◆ **INSTRUCTIONS TO FOLLOW**
What is needed is the run of lines from the one with "Convert this screenshot" through the close of the data, set down exactly.

[Collected data]
——

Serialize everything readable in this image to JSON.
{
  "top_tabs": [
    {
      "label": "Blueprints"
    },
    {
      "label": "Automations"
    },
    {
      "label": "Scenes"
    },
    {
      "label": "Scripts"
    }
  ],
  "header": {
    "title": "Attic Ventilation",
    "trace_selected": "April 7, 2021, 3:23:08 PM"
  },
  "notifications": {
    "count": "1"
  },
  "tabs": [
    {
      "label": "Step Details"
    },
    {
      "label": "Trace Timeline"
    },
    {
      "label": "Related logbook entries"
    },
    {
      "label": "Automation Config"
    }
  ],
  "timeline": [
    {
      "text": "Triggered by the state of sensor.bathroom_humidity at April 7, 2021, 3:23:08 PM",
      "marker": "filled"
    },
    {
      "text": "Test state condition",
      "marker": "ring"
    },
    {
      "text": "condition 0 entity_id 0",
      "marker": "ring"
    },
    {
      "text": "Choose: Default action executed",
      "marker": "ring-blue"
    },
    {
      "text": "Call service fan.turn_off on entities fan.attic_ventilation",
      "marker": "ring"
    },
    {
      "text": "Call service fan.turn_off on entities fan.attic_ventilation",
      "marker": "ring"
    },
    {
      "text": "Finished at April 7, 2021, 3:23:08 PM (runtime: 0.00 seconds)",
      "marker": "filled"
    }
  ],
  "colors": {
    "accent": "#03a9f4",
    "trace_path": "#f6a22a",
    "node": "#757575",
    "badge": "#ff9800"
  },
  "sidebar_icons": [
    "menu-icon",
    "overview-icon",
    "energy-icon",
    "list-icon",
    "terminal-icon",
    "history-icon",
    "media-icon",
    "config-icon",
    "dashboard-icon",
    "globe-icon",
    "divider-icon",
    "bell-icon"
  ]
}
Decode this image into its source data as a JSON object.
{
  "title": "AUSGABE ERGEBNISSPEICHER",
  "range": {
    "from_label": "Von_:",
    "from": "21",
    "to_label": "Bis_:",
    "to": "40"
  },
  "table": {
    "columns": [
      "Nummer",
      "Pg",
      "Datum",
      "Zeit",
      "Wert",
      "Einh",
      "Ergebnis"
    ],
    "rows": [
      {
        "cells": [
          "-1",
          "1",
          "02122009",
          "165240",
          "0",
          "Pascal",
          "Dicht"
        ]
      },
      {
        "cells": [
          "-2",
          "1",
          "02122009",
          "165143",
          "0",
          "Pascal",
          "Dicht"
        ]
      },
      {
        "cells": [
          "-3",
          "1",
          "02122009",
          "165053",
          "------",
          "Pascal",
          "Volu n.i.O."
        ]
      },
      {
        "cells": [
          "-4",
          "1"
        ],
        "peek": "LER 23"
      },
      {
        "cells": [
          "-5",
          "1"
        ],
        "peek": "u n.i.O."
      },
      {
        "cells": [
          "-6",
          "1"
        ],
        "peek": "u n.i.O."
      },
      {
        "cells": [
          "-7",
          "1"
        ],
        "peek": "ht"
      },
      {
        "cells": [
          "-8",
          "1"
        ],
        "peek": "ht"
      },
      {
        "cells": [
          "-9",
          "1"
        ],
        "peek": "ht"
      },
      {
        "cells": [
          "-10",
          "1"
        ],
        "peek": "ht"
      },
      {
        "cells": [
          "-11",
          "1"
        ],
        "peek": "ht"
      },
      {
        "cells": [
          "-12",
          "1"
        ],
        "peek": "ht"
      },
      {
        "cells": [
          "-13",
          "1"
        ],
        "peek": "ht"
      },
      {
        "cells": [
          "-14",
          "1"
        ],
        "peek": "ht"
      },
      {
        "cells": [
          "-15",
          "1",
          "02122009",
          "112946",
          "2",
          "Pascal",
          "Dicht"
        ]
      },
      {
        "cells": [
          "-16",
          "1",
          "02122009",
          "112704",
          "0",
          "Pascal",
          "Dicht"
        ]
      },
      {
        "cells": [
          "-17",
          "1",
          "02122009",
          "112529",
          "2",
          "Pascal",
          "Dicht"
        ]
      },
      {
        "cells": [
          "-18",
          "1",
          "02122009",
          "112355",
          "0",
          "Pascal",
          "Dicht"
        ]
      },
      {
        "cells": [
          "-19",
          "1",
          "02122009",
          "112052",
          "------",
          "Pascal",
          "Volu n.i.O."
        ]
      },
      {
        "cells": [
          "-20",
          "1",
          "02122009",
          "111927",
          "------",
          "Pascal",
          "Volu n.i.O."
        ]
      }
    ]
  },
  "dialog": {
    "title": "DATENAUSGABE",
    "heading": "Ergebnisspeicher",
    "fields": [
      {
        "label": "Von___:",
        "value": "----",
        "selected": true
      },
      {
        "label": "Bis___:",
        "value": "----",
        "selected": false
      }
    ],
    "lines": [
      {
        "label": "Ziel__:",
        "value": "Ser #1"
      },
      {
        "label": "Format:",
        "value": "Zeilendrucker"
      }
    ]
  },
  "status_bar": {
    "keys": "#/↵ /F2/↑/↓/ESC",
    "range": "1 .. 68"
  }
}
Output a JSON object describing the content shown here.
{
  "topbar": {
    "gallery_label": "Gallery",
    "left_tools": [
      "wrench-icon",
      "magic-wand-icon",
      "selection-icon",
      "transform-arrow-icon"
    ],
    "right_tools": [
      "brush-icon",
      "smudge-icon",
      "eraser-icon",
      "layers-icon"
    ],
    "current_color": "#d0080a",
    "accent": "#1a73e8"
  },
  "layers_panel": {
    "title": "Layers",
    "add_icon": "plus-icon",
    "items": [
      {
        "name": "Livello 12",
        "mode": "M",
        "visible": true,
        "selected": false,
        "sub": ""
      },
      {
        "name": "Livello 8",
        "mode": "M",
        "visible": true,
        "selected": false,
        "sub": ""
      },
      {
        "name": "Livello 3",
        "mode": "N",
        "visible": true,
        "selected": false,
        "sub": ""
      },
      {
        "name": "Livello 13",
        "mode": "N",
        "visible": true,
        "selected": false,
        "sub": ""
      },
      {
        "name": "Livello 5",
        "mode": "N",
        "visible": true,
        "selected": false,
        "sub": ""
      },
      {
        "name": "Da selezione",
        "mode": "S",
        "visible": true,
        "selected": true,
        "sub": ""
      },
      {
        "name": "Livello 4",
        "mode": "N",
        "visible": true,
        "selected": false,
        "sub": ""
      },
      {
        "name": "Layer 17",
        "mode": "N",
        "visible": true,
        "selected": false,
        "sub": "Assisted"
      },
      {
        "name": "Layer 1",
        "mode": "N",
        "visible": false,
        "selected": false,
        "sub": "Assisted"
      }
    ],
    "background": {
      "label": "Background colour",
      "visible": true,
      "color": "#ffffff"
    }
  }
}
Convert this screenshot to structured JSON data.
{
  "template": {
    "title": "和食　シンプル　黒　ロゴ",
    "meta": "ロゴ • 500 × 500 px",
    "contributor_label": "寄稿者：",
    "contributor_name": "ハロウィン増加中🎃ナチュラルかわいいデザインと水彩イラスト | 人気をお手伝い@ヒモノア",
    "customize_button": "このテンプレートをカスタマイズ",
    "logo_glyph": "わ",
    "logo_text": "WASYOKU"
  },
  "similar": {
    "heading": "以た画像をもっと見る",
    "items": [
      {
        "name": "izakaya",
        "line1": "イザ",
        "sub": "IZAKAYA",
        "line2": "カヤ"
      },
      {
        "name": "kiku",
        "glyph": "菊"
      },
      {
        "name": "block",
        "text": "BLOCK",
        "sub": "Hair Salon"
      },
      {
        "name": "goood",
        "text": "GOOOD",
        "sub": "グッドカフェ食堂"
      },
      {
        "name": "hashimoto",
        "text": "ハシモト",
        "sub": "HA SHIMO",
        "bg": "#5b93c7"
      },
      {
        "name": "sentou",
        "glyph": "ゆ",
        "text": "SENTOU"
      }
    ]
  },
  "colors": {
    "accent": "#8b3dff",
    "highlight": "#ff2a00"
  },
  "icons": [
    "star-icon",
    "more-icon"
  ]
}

——

◆ **THE RESPONSE**
Convert this screenshot to structured JSON data.
{
  "template": {
    "title": "和食　シンプル　黒　ロゴ",
    "meta": "ロゴ • 500 × 500 px",
    "contributor_label": "寄稿者：",
    "contributor_name": "ハロウィン増加中🎃ナチュラルかわいいデザインと水彩イラスト | 人気をお手伝い@ヒモノア",
    "customize_button": "このテンプレートをカスタマイズ",
    "logo_glyph": "わ",
    "logo_text": "WASYOKU"
  },
  "similar": {
    "heading": "以た画像をもっと見る",
    "items": [
      {
        "name": "izakaya",
        "line1": "イザ",
        "sub": "IZAKAYA",
        "line2": "カヤ"
      },
      {
        "name": "kiku",
        "glyph": "菊"
      },
      {
        "name": "block",
        "text": "BLOCK",
        "sub": "Hair Salon"
      },
      {
        "name": "goood",
        "text": "GOOOD",
        "sub": "グッドカフェ食堂"
      },
      {
        "name": "hashimoto",
        "text": "ハシモト",
        "sub": "HA SHIMO",
        "bg": "#5b93c7"
      },
      {
        "name": "sentou",
        "glyph": "ゆ",
        "text": "SENTOU"
      }
    ]
  },
  "colors": {
    "accent": "#8b3dff",
    "highlight": "#ff2a00"
  },
  "icons": [
    "star-icon",
    "more-icon"
  ]
}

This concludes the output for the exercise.